**Gestellte Aufgabe**
Kannst du alles von der Zeile mit „List UI elements“ bis hinunter zur Zeile mit „network-icon[interactable] (1154, 700, 1168, 714)“, beide eingeschlossen, in eine nummerierte Liste umformen? Lass dabei Leerzeilen weg und nimm keine weiteren Zeilen der Daten auf.

**Bereitgestellte Daten**
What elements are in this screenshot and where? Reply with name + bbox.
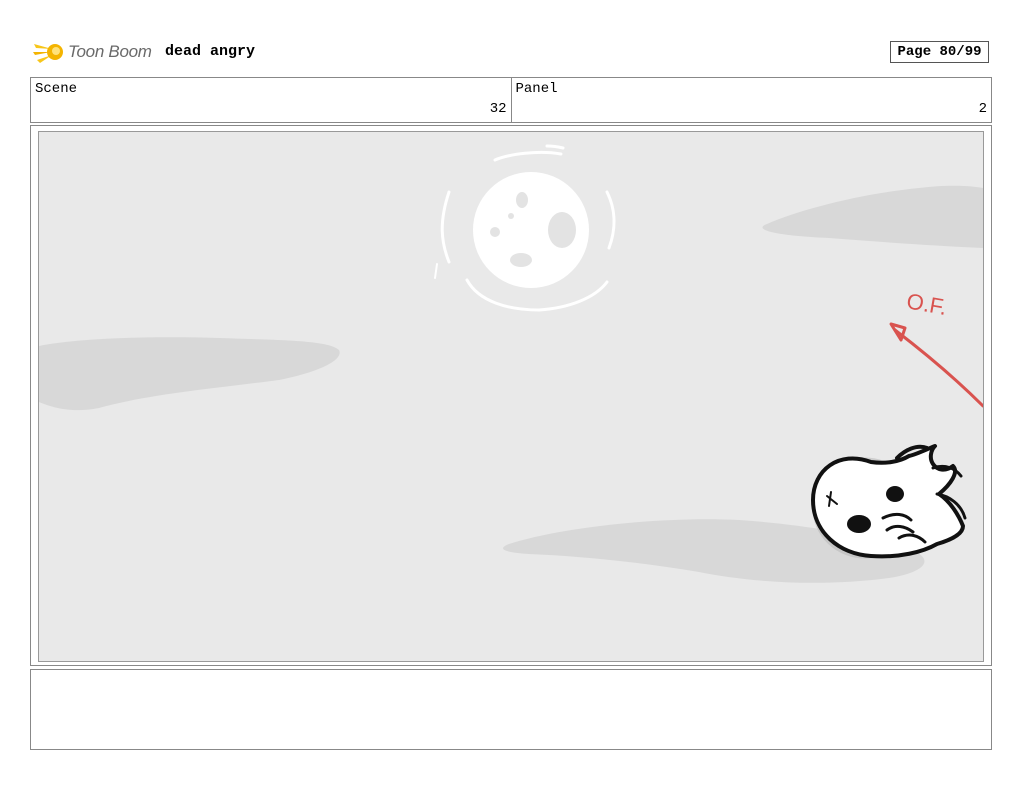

...

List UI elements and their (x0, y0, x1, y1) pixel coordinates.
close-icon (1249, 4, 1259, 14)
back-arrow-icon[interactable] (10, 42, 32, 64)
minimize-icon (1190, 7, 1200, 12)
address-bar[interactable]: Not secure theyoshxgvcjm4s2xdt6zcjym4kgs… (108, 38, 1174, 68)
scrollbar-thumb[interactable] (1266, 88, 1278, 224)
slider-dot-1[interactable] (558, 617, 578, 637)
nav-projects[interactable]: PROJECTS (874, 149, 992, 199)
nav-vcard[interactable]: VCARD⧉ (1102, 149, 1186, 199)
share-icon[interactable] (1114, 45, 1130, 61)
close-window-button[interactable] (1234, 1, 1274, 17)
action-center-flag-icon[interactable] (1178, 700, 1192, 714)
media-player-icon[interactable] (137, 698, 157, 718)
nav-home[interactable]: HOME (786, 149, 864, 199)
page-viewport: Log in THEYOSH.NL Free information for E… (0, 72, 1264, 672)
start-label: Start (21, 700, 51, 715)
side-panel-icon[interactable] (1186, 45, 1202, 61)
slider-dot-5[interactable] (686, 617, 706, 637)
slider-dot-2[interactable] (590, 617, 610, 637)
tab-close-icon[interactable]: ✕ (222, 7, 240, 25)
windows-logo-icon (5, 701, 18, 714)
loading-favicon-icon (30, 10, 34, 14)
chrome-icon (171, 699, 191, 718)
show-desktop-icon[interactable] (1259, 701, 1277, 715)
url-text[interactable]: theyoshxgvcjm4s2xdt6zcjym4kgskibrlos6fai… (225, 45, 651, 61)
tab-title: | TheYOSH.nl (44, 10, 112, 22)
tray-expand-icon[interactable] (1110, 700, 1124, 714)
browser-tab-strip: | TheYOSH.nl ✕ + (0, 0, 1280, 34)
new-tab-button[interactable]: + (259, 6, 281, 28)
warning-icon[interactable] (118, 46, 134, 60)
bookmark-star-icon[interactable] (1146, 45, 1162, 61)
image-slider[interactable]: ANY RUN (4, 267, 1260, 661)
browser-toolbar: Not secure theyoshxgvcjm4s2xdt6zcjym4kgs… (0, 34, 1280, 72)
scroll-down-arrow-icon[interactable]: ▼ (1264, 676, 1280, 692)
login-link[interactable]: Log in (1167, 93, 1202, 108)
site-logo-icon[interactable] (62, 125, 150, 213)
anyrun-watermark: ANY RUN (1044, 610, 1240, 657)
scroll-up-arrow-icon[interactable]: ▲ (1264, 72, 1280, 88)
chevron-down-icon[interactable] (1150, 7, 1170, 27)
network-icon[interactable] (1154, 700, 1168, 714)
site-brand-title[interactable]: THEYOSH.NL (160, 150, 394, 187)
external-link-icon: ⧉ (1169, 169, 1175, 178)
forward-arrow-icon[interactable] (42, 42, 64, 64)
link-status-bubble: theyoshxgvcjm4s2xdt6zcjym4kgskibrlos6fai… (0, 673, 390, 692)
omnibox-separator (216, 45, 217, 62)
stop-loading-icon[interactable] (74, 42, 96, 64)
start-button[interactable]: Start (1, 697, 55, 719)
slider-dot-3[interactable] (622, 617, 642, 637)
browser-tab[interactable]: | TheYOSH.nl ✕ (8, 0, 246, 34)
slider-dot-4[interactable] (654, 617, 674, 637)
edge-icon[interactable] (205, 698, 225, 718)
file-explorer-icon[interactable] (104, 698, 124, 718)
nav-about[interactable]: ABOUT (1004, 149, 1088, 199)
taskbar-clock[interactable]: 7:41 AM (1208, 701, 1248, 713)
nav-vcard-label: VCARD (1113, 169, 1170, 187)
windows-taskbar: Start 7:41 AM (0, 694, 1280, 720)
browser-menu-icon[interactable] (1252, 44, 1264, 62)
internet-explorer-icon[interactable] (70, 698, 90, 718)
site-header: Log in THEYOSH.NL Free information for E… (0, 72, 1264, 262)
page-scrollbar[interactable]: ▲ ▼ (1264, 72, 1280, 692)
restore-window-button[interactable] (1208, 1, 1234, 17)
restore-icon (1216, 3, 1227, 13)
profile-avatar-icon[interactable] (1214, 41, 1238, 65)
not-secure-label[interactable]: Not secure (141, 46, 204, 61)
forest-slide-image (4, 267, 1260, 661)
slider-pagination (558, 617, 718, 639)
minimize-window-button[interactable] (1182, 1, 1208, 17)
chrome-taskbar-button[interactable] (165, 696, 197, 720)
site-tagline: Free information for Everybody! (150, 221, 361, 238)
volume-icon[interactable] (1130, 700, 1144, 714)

**Ergebnis der Aufgabe**
1. List UI elements and their (x0, y0, x1, y1) pixel coordinates.
2. close-icon (1249, 4, 1259, 14)
3. back-arrow-icon[interactable] (10, 42, 32, 64)
4. minimize-icon (1190, 7, 1200, 12)
5. address-bar[interactable]: Not secure theyoshxgvcjm4s2xdt6zcjym4kgs… (108, 38, 1174, 68)
6. scrollbar-thumb[interactable] (1266, 88, 1278, 224)
7. slider-dot-1[interactable] (558, 617, 578, 637)
8. nav-projects[interactable]: PROJECTS (874, 149, 992, 199)
9. nav-vcard[interactable]: VCARD⧉ (1102, 149, 1186, 199)
10. share-icon[interactable] (1114, 45, 1130, 61)
11. close-window-button[interactable] (1234, 1, 1274, 17)
12. action-center-flag-icon[interactable] (1178, 700, 1192, 714)
13. media-player-icon[interactable] (137, 698, 157, 718)
14. nav-home[interactable]: HOME (786, 149, 864, 199)
15. page-viewport: Log in THEYOSH.NL Free information for E… (0, 72, 1264, 672)
16. start-label: Start (21, 700, 51, 715)
17. side-panel-icon[interactable] (1186, 45, 1202, 61)
18. slider-dot-5[interactable] (686, 617, 706, 637)
19. slider-dot-2[interactable] (590, 617, 610, 637)
20. tab-close-icon[interactable]: ✕ (222, 7, 240, 25)
21. windows-logo-icon (5, 701, 18, 714)
22. loading-favicon-icon (30, 10, 34, 14)
23. chrome-icon (171, 699, 191, 718)
24. show-desktop-icon[interactable] (1259, 701, 1277, 715)
25. url-text[interactable]: theyoshxgvcjm4s2xdt6zcjym4kgskibrlos6fai… (225, 45, 651, 61)
26. tab-title: | TheYOSH.nl (44, 10, 112, 22)
27. tray-expand-icon[interactable] (1110, 700, 1124, 714)
28. browser-tab-strip: | TheYOSH.nl ✕ + (0, 0, 1280, 34)
29. new-tab-button[interactable]: + (259, 6, 281, 28)
30. warning-icon[interactable] (118, 46, 134, 60)
31. bookmark-star-icon[interactable] (1146, 45, 1162, 61)
32. image-slider[interactable]: ANY RUN (4, 267, 1260, 661)
33. browser-toolbar: Not secure theyoshxgvcjm4s2xdt6zcjym4kgs… (0, 34, 1280, 72)
34. scroll-down-arrow-icon[interactable]: ▼ (1264, 676, 1280, 692)
35. login-link[interactable]: Log in (1167, 93, 1202, 108)
36. site-logo-icon[interactable] (62, 125, 150, 213)
37. anyrun-watermark: ANY RUN (1044, 610, 1240, 657)
38. scroll-up-arrow-icon[interactable]: ▲ (1264, 72, 1280, 88)
39. chevron-down-icon[interactable] (1150, 7, 1170, 27)
40. network-icon[interactable] (1154, 700, 1168, 714)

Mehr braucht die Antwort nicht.